_WRITTEN INSTRUCTION_
Find the lines that contain the word "from" and copy each one.

_DATA IN THIS EXERCISE_
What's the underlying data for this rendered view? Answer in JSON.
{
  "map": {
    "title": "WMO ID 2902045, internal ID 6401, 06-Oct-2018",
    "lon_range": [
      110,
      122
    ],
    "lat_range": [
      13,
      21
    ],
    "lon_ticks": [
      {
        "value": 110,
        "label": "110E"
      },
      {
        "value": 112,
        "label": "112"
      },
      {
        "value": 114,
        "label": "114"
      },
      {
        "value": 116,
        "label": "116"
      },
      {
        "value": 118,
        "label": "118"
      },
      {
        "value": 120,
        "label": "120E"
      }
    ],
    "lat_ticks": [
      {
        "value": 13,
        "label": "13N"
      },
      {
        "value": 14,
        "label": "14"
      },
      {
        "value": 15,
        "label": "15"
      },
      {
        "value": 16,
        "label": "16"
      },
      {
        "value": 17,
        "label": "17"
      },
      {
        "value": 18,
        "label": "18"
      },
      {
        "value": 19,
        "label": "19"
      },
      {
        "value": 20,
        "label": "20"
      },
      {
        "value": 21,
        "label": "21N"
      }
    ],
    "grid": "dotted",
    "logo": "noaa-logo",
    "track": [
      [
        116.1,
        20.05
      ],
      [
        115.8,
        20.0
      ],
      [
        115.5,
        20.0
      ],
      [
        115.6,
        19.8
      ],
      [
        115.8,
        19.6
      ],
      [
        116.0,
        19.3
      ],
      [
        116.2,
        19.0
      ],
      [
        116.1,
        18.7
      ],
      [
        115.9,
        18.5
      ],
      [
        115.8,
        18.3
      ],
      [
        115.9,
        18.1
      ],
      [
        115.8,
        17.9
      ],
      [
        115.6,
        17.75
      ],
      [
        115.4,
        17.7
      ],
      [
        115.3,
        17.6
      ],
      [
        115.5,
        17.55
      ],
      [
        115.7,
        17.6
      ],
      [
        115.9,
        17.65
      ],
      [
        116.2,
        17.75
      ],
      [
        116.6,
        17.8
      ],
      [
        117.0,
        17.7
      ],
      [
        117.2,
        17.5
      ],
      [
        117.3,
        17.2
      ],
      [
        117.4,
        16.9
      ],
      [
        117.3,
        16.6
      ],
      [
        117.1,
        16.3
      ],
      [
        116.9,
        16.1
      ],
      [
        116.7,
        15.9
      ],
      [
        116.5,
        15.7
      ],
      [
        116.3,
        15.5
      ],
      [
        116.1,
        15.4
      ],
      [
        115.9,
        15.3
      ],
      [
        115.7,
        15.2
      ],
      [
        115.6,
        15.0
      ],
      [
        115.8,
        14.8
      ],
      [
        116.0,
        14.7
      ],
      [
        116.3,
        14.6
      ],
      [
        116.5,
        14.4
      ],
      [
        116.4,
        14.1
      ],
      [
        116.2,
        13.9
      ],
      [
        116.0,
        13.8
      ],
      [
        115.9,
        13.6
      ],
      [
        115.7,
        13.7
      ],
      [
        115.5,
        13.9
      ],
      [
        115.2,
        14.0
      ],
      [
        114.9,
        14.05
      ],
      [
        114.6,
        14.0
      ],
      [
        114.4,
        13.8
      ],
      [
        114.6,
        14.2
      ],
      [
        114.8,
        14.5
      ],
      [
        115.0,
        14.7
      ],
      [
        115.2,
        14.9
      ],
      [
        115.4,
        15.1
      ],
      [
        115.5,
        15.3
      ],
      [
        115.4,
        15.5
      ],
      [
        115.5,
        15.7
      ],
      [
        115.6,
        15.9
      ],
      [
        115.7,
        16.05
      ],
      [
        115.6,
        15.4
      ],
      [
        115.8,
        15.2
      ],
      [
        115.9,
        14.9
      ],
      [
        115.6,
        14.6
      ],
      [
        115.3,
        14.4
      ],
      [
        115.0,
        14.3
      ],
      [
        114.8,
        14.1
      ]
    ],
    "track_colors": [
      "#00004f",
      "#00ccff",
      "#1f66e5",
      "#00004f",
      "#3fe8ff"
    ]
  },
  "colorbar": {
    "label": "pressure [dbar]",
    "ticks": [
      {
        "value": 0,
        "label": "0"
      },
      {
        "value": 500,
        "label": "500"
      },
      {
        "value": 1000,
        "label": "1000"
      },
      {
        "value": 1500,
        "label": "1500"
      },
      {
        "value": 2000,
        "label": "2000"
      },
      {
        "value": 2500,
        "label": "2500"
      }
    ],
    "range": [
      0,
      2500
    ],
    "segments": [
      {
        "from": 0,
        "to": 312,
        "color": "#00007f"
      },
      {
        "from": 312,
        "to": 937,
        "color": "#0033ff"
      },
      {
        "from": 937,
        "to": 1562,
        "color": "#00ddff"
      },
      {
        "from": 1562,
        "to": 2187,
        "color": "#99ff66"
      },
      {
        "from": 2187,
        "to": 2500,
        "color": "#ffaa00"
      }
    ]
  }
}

_THE ANSWER_
        "from": 0,
        "from": 312,
        "from": 937,
        "from": 1562,
        "from": 2187,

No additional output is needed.